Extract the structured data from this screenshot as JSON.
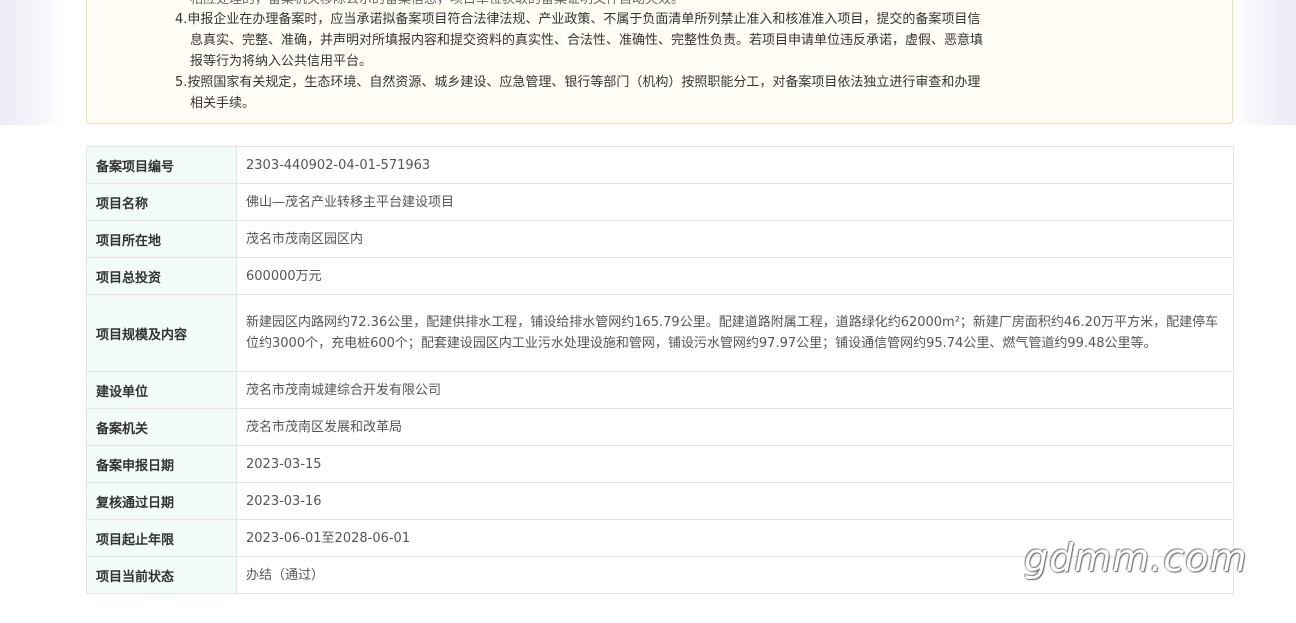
{
  "notice": {
    "line_0": "相应处理的，备案机关移除公示的备案信息，项目单位获取的备案证明文件自动失效。",
    "line_1": "4.申报企业在办理备案时，应当承诺拟备案项目符合法律法规、产业政策、不属于负面清单所列禁止准入和核准准入项目，提交的备案项目信",
    "line_2": "息真实、完整、准确，并声明对所填报内容和提交资料的真实性、合法性、准确性、完整性负责。若项目申请单位违反承诺，虚假、恶意填",
    "line_3": "报等行为将纳入公共信用平台。",
    "line_4": "5.按照国家有关规定，生态环境、自然资源、城乡建设、应急管理、银行等部门（机构）按照职能分工，对备案项目依法独立进行审查和办理",
    "line_5": "相关手续。"
  },
  "rows": [
    {
      "label": "备案项目编号",
      "value": "2303-440902-04-01-571963"
    },
    {
      "label": "项目名称",
      "value": "佛山—茂名产业转移主平台建设项目"
    },
    {
      "label": "项目所在地",
      "value": "茂名市茂南区园区内"
    },
    {
      "label": "项目总投资",
      "value": "600000万元"
    },
    {
      "label": "项目规模及内容",
      "value": "新建园区内路网约72.36公里，配建供排水工程，铺设给排水管网约165.79公里。配建道路附属工程，道路绿化约62000m²；新建厂房面积约46.20万平方米，配建停车位约3000个，充电桩600个；配套建设园区内工业污水处理设施和管网，铺设污水管网约97.97公里；铺设通信管网约95.74公里、燃气管道约99.48公里等。"
    },
    {
      "label": "建设单位",
      "value": "茂名市茂南城建综合开发有限公司"
    },
    {
      "label": "备案机关",
      "value": "茂名市茂南区发展和改革局"
    },
    {
      "label": "备案申报日期",
      "value": "2023-03-15"
    },
    {
      "label": "复核通过日期",
      "value": "2023-03-16"
    },
    {
      "label": "项目起止年限",
      "value": "2023-06-01至2028-06-01"
    },
    {
      "label": "项目当前状态",
      "value": "办结（通过）"
    }
  ],
  "watermark": "gdmm.com"
}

──────────

### TASK DESCRIPTION
Quote everything in the listing above exactly; pictures are the only thing to omit.

### ANSWER TO THE TASK
Extract the structured data from this screenshot as JSON.
{
  "notice": {
    "line_0": "相应处理的，备案机关移除公示的备案信息，项目单位获取的备案证明文件自动失效。",
    "line_1": "4.申报企业在办理备案时，应当承诺拟备案项目符合法律法规、产业政策、不属于负面清单所列禁止准入和核准准入项目，提交的备案项目信",
    "line_2": "息真实、完整、准确，并声明对所填报内容和提交资料的真实性、合法性、准确性、完整性负责。若项目申请单位违反承诺，虚假、恶意填",
    "line_3": "报等行为将纳入公共信用平台。",
    "line_4": "5.按照国家有关规定，生态环境、自然资源、城乡建设、应急管理、银行等部门（机构）按照职能分工，对备案项目依法独立进行审查和办理",
    "line_5": "相关手续。"
  },
  "rows": [
    {
      "label": "备案项目编号",
      "value": "2303-440902-04-01-571963"
    },
    {
      "label": "项目名称",
      "value": "佛山—茂名产业转移主平台建设项目"
    },
    {
      "label": "项目所在地",
      "value": "茂名市茂南区园区内"
    },
    {
      "label": "项目总投资",
      "value": "600000万元"
    },
    {
      "label": "项目规模及内容",
      "value": "新建园区内路网约72.36公里，配建供排水工程，铺设给排水管网约165.79公里。配建道路附属工程，道路绿化约62000m²；新建厂房面积约46.20万平方米，配建停车位约3000个，充电桩600个；配套建设园区内工业污水处理设施和管网，铺设污水管网约97.97公里；铺设通信管网约95.74公里、燃气管道约99.48公里等。"
    },
    {
      "label": "建设单位",
      "value": "茂名市茂南城建综合开发有限公司"
    },
    {
      "label": "备案机关",
      "value": "茂名市茂南区发展和改革局"
    },
    {
      "label": "备案申报日期",
      "value": "2023-03-15"
    },
    {
      "label": "复核通过日期",
      "value": "2023-03-16"
    },
    {
      "label": "项目起止年限",
      "value": "2023-06-01至2028-06-01"
    },
    {
      "label": "项目当前状态",
      "value": "办结（通过）"
    }
  ],
  "watermark": "gdmm.com"
}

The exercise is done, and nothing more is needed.